DIRECTIVE:
Search the records below for the word "their" and show every line where it occurs.

(Records from a dataset)
· · ·

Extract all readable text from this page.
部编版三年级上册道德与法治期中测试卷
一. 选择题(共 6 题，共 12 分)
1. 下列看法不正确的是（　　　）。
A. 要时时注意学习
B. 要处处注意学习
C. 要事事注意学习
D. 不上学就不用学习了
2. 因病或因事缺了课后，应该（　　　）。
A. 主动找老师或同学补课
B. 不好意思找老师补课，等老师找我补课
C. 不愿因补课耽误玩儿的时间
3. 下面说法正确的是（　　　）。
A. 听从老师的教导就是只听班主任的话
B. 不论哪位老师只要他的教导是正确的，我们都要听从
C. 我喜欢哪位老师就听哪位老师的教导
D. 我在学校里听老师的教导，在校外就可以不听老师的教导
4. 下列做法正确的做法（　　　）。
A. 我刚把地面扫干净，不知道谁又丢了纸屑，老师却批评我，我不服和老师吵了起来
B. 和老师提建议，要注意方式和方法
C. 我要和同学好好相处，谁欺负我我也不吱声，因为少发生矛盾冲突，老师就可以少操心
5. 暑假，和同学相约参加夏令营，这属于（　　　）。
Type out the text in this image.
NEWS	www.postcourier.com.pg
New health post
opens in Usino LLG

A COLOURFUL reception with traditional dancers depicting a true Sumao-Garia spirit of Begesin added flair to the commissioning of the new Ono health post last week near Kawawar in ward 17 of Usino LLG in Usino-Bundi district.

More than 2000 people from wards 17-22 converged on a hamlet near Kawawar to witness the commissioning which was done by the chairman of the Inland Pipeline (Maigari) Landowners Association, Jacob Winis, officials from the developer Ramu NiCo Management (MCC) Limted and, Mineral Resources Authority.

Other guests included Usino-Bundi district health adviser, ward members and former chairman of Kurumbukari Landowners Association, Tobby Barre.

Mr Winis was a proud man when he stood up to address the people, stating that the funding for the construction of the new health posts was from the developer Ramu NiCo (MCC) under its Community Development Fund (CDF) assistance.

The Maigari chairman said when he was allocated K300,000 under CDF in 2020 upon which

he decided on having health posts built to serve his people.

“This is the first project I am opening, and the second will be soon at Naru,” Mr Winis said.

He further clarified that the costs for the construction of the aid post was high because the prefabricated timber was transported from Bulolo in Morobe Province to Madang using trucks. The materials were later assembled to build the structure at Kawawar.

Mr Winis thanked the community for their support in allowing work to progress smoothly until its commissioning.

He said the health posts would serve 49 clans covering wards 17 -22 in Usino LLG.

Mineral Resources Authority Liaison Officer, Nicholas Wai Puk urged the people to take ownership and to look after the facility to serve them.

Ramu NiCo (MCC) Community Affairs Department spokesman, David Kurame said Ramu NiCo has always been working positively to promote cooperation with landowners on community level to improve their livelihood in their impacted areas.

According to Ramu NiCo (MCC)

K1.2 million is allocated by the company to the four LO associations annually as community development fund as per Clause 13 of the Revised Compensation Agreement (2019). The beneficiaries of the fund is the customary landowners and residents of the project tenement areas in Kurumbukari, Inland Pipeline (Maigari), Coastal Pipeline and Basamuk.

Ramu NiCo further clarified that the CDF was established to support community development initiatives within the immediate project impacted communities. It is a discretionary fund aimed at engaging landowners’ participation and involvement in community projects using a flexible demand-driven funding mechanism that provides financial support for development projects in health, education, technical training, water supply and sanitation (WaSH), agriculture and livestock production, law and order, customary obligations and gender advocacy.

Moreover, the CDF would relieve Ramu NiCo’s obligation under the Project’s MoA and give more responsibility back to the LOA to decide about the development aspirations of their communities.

· · ·

ANSWER TO THE EXERCISE:
Mr Winis thanked the community for their support in allowing work to progress smoothly until its commissioning.
Ramu NiCo (MCC) Community Affairs Department spokesman, David Kurame said Ramu NiCo has always been working positively to promote cooperation with landowners on community level to improve their livelihood in their impacted areas.
Moreover, the CDF would relieve Ramu NiCo’s obligation under the Project’s MoA and give more responsibility back to the LOA to decide about the development aspirations of their communities.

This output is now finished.